_Data excerpts_
________________________________________
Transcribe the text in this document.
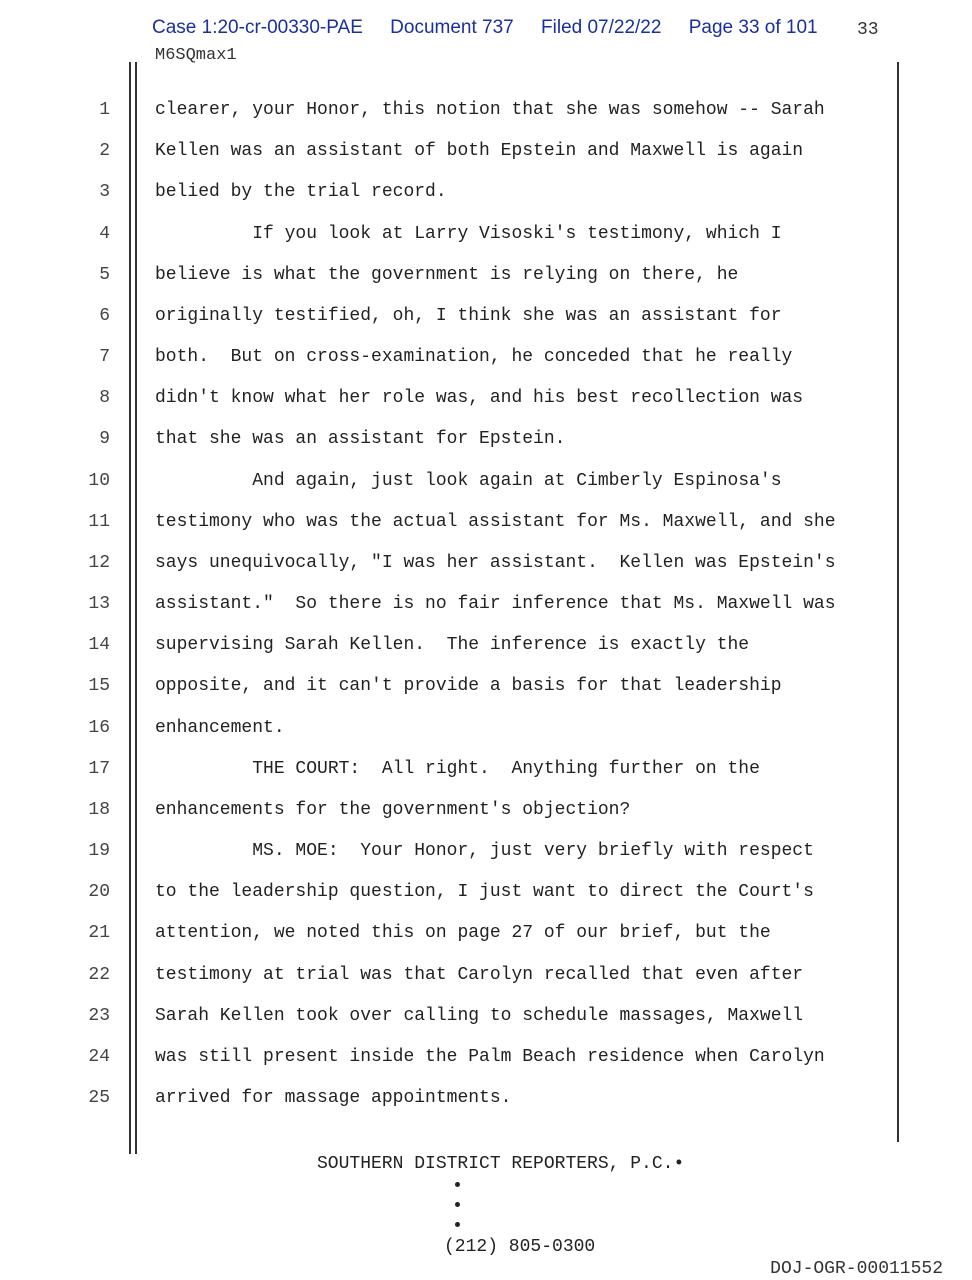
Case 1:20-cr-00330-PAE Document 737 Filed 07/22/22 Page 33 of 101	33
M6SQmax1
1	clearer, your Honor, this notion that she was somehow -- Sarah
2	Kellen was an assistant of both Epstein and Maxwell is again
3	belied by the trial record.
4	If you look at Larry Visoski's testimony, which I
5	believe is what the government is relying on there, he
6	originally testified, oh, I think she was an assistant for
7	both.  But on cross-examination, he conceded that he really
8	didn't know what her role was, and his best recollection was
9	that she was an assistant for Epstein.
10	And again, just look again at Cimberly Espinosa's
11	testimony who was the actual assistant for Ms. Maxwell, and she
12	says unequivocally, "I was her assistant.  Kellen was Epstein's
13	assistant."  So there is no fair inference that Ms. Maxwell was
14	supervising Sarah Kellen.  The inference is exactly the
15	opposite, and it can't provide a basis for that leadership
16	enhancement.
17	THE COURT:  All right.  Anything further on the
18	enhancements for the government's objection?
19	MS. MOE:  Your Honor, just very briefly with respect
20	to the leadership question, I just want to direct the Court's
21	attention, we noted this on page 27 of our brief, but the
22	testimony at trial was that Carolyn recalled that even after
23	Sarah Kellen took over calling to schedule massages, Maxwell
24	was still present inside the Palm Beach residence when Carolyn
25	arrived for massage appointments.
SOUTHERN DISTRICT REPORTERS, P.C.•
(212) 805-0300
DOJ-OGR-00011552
________________________________________
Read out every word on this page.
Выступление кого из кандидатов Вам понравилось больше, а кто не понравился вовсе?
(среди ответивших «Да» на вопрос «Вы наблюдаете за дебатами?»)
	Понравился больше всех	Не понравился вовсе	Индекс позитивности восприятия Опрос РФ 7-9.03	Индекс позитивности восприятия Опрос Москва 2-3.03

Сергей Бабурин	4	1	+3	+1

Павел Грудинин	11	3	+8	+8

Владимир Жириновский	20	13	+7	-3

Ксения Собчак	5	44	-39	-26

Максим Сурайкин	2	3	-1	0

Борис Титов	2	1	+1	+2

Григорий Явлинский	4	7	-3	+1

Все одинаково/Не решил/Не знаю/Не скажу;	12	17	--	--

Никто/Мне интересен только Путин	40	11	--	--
________________________________________
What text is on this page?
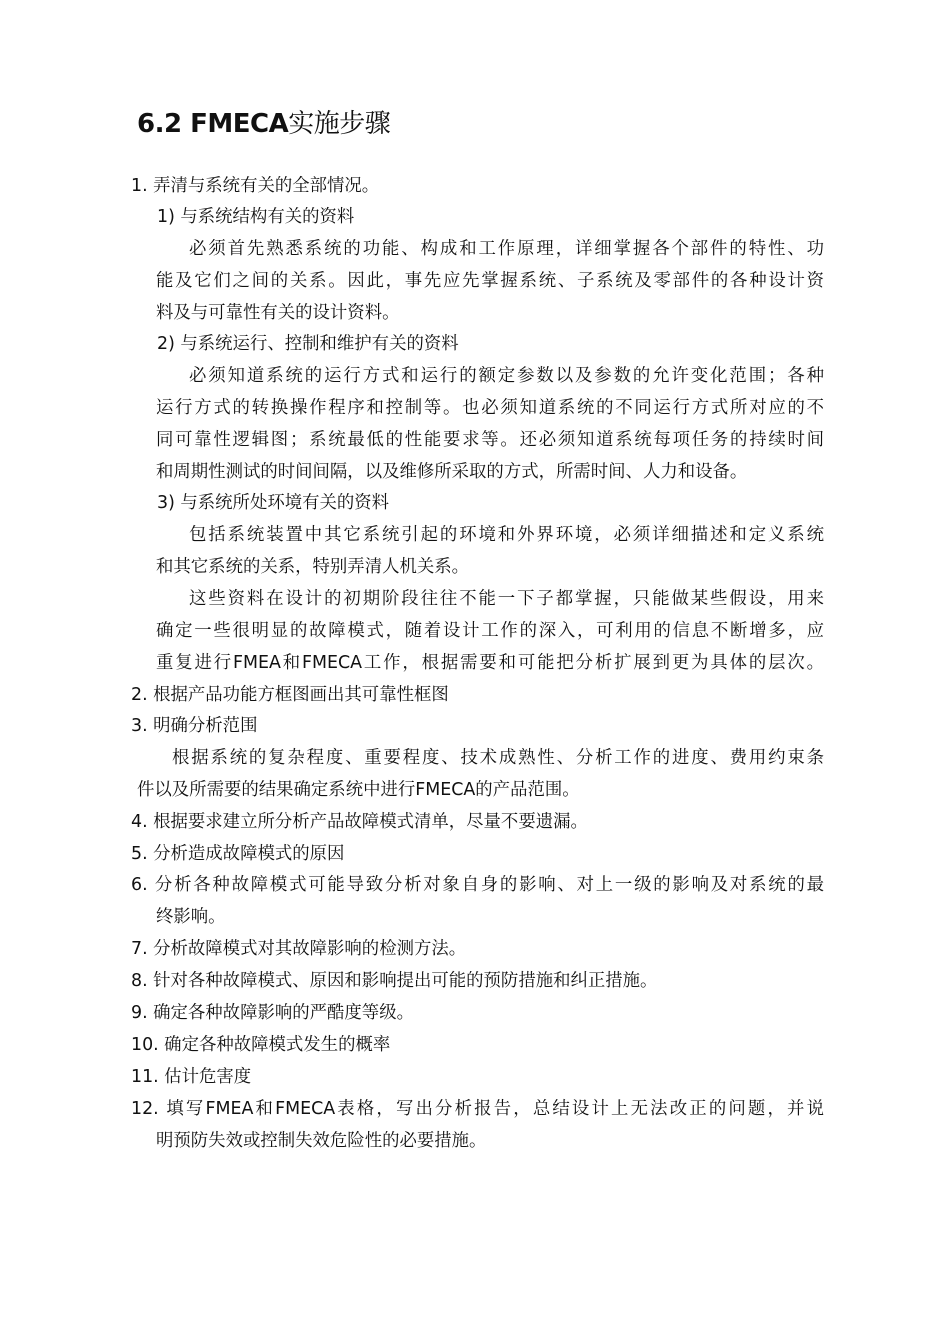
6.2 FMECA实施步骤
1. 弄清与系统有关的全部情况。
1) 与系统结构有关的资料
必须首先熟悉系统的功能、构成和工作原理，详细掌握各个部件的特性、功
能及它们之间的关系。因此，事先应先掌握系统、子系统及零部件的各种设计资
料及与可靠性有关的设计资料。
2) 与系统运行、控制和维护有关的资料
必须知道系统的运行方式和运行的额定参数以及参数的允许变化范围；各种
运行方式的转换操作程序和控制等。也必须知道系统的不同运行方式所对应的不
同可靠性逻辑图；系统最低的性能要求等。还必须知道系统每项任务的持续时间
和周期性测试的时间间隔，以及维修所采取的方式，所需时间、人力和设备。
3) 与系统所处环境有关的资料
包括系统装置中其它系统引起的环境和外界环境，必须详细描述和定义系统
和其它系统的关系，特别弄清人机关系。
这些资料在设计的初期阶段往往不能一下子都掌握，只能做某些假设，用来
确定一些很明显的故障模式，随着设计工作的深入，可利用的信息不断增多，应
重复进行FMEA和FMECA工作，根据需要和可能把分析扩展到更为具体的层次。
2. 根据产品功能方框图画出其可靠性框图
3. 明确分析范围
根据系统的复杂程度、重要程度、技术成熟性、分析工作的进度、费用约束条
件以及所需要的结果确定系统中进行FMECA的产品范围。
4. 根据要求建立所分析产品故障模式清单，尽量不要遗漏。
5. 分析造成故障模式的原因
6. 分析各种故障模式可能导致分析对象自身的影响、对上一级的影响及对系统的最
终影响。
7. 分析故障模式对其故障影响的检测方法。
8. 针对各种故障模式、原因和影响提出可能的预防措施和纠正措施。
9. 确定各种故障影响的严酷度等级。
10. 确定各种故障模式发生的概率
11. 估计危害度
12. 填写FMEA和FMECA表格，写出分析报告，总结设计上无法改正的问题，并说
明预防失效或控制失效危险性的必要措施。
________________________________________
_Stated exercise_
Go through the listing above line by line and say how many lines hold the word "Maxwell". Reply with that number only.

_Response_
4